_Written instruction 1_
From the court decision below, repeat word for word the stretch from "July 16, 2008." through "extent indicated herein.".
===== Text provided
Opinion
3785-03.
July 16, 2008.
DECISION AND ORDER
Papers Read on this Decision
Defendant's Order to Show Cause 06
Plaintiff's Notice of Cross-Motion 07
Plaintiff's Reply Affirmation xx
Defendant's Reply Affirmation xx
The motion by Defendant Law Offices of Kenneth M. Mollins, P.C. (the "Defendant") by order to show cause to stay the trial of this action, or in the alternative to order an immediate hearing on whether or not Plaintiff Marmark Holdings Corp. (the "Plaintiff") has capacity to sue is denied for the reasons set forth herein. The cross motion of Plaintiff is granted to the extent indicated herein.
The Plaintiff commenced this action for the alleged failure of the Defendant to pay rent on certain property. The Plaintiff corporate entity was founded by Marvin Kramer and his law partner Mark Fisherman for the sole purpose of leasing property to the law practice of Kramer and Fisherman at 1325 Franklin Avenue, Garden City, N.Y. In 1993 Fisherman died. Kramer offered to sublease some office space to Kenneth Mollins ("Mollins"), the principal of Defendant. The rent of the space was allegedly based on a percentage of the office space as well as property taxes, utilities and the use of common areas of the overall office space. Mollins allegedly recalculated the Defendant's percentage of the office space, and sent in rental payment checks based on the Defendant's recalculation of the size of the office space. Plaintiff brought this action for the alleged failure of Defendant to pay the full amount as stated in the lease.
==========
===== Source records
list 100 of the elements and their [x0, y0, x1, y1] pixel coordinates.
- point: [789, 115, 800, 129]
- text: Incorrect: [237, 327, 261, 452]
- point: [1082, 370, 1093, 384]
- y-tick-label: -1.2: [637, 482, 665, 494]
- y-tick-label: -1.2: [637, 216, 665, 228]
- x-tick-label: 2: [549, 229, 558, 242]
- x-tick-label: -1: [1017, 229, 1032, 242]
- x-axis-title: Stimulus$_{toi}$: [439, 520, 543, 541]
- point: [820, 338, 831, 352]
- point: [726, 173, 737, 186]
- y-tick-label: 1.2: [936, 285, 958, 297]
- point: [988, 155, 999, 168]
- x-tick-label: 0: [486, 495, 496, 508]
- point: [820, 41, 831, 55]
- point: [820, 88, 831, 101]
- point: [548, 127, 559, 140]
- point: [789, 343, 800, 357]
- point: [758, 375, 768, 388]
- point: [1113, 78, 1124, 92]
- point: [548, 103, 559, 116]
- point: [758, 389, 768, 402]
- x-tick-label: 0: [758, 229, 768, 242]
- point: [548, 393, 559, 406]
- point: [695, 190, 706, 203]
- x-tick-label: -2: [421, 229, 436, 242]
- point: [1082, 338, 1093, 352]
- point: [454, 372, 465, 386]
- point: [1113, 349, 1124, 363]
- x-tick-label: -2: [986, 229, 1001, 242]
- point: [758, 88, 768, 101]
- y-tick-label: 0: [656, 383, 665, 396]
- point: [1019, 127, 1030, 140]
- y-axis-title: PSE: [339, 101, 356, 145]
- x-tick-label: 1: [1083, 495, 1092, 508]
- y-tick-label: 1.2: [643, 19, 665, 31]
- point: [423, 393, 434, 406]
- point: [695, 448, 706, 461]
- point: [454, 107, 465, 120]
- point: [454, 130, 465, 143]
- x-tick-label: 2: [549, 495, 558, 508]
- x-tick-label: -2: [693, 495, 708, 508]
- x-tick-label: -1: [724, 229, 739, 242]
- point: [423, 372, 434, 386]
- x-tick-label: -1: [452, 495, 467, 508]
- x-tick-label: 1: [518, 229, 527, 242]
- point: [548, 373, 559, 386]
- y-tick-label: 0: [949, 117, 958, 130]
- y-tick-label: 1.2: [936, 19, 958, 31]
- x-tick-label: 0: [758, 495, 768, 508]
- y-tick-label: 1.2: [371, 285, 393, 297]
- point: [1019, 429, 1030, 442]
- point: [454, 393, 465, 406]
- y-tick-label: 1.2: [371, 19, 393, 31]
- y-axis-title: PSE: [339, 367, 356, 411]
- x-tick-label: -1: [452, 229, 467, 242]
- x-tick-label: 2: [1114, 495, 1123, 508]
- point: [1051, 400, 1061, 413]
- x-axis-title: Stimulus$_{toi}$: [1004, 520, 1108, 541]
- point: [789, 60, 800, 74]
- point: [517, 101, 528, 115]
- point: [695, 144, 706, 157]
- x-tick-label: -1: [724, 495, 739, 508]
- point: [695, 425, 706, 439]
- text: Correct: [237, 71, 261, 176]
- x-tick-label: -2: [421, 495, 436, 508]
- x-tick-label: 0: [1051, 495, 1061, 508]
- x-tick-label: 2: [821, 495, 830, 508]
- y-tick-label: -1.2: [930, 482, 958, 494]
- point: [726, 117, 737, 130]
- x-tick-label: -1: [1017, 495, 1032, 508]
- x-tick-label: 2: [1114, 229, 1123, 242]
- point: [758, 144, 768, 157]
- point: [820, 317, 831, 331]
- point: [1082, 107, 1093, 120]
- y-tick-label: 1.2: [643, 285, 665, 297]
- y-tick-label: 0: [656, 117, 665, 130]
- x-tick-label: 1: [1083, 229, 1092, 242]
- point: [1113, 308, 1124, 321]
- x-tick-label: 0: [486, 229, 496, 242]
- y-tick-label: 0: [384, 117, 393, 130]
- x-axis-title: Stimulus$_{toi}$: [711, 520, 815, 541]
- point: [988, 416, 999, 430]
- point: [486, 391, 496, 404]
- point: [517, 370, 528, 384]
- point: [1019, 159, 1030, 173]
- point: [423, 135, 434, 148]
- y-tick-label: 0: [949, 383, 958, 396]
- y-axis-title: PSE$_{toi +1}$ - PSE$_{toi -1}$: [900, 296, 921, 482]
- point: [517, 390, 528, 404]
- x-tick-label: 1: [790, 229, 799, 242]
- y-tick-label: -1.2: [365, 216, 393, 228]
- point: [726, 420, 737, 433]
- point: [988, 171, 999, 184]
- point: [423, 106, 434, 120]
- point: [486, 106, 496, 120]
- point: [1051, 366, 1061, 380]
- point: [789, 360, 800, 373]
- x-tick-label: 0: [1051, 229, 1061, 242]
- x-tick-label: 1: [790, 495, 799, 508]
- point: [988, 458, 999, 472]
==========
_Written instruction 2_
Repeat word for word the stretch of the records from the start of the records through the line containing "- x-tick-label: 1: [1083, 495, 1092, 508]", with both ends included.

_Full answer 1_
July 16, 2008.
DECISION AND ORDER
Papers Read on this Decision
Defendant's Order to Show Cause 06
Plaintiff's Notice of Cross-Motion 07
Plaintiff's Reply Affirmation xx
Defendant's Reply Affirmation xx
The motion by Defendant Law Offices of Kenneth M. Mollins, P.C. (the "Defendant") by order to show cause to stay the trial of this action, or in the alternative to order an immediate hearing on whether or not Plaintiff Marmark Holdings Corp. (the "Plaintiff") has capacity to sue is denied for the reasons set forth herein. The cross motion of Plaintiff is granted to the extent indicated herein.

_Full answer 2_
list 100 of the elements and their [x0, y0, x1, y1] pixel coordinates.
- point: [789, 115, 800, 129]
- text: Incorrect: [237, 327, 261, 452]
- point: [1082, 370, 1093, 384]
- y-tick-label: -1.2: [637, 482, 665, 494]
- y-tick-label: -1.2: [637, 216, 665, 228]
- x-tick-label: 2: [549, 229, 558, 242]
- x-tick-label: -1: [1017, 229, 1032, 242]
- x-axis-title: Stimulus$_{toi}$: [439, 520, 543, 541]
- point: [820, 338, 831, 352]
- point: [726, 173, 737, 186]
- y-tick-label: 1.2: [936, 285, 958, 297]
- point: [988, 155, 999, 168]
- x-tick-label: 0: [486, 495, 496, 508]
- point: [820, 41, 831, 55]
- point: [820, 88, 831, 101]
- point: [548, 127, 559, 140]
- point: [789, 343, 800, 357]
- point: [758, 375, 768, 388]
- point: [1113, 78, 1124, 92]
- point: [548, 103, 559, 116]
- point: [758, 389, 768, 402]
- x-tick-label: 0: [758, 229, 768, 242]
- point: [548, 393, 559, 406]
- point: [695, 190, 706, 203]
- x-tick-label: -2: [421, 229, 436, 242]
- point: [1082, 338, 1093, 352]
- point: [454, 372, 465, 386]
- point: [1113, 349, 1124, 363]
- x-tick-label: -2: [986, 229, 1001, 242]
- point: [758, 88, 768, 101]
- y-tick-label: 0: [656, 383, 665, 396]
- point: [1019, 127, 1030, 140]
- y-axis-title: PSE: [339, 101, 356, 145]
- x-tick-label: 1: [1083, 495, 1092, 508]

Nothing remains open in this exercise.